EXERCISE:
What follows is a listing to be transcribed exactly.

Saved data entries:
* Begin *

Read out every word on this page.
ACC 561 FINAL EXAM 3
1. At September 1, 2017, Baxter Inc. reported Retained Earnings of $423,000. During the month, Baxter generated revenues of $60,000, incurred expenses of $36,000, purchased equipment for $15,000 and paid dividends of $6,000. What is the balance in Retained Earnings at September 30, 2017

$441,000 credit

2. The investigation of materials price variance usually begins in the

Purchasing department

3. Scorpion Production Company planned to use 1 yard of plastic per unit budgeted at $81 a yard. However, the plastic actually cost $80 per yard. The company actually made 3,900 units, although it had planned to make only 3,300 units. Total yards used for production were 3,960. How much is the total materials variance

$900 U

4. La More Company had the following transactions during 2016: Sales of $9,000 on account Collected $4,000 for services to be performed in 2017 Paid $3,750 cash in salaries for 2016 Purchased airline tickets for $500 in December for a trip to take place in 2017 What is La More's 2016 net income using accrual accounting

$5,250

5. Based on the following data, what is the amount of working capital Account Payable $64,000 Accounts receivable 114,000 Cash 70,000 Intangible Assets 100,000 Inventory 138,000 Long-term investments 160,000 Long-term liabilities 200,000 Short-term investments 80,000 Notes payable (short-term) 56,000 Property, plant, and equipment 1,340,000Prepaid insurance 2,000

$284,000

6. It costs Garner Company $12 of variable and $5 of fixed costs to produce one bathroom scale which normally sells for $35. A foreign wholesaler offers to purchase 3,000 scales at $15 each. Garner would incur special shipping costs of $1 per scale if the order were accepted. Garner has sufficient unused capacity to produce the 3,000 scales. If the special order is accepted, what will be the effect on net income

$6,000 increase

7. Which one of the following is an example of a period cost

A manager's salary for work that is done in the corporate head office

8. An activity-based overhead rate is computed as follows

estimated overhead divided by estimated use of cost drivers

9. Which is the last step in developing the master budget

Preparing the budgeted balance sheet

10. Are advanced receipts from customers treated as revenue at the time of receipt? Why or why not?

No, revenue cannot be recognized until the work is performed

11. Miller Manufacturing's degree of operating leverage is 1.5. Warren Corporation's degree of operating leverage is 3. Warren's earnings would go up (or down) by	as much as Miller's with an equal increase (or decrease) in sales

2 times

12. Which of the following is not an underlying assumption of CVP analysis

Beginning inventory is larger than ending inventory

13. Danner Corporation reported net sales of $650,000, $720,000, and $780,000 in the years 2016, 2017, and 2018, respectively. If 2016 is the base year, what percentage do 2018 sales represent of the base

* End *

SOLUTION FOR THIS EXERCISE:
Read out every word on this page.
ACC 561 FINAL EXAM 3
1. At September 1, 2017, Baxter Inc. reported Retained Earnings of $423,000. During the month, Baxter generated revenues of $60,000, incurred expenses of $36,000, purchased equipment for $15,000 and paid dividends of $6,000. What is the balance in Retained Earnings at September 30, 2017

$441,000 credit

2. The investigation of materials price variance usually begins in the

Purchasing department

3. Scorpion Production Company planned to use 1 yard of plastic per unit budgeted at $81 a yard. However, the plastic actually cost $80 per yard. The company actually made 3,900 units, although it had planned to make only 3,300 units. Total yards used for production were 3,960. How much is the total materials variance

$900 U

4. La More Company had the following transactions during 2016: Sales of $9,000 on account Collected $4,000 for services to be performed in 2017 Paid $3,750 cash in salaries for 2016 Purchased airline tickets for $500 in December for a trip to take place in 2017 What is La More's 2016 net income using accrual accounting

$5,250

5. Based on the following data, what is the amount of working capital Account Payable $64,000 Accounts receivable 114,000 Cash 70,000 Intangible Assets 100,000 Inventory 138,000 Long-term investments 160,000 Long-term liabilities 200,000 Short-term investments 80,000 Notes payable (short-term) 56,000 Property, plant, and equipment 1,340,000Prepaid insurance 2,000

$284,000

6. It costs Garner Company $12 of variable and $5 of fixed costs to produce one bathroom scale which normally sells for $35. A foreign wholesaler offers to purchase 3,000 scales at $15 each. Garner would incur special shipping costs of $1 per scale if the order were accepted. Garner has sufficient unused capacity to produce the 3,000 scales. If the special order is accepted, what will be the effect on net income

$6,000 increase

7. Which one of the following is an example of a period cost

A manager's salary for work that is done in the corporate head office

8. An activity-based overhead rate is computed as follows

estimated overhead divided by estimated use of cost drivers

9. Which is the last step in developing the master budget

Preparing the budgeted balance sheet

10. Are advanced receipts from customers treated as revenue at the time of receipt? Why or why not?

No, revenue cannot be recognized until the work is performed

11. Miller Manufacturing's degree of operating leverage is 1.5. Warren Corporation's degree of operating leverage is 3. Warren's earnings would go up (or down) by	as much as Miller's with an equal increase (or decrease) in sales

2 times

12. Which of the following is not an underlying assumption of CVP analysis

Beginning inventory is larger than ending inventory

13. Danner Corporation reported net sales of $650,000, $720,000, and $780,000 in the years 2016, 2017, and 2018, respectively. If 2016 is the base year, what percentage do 2018 sales represent of the base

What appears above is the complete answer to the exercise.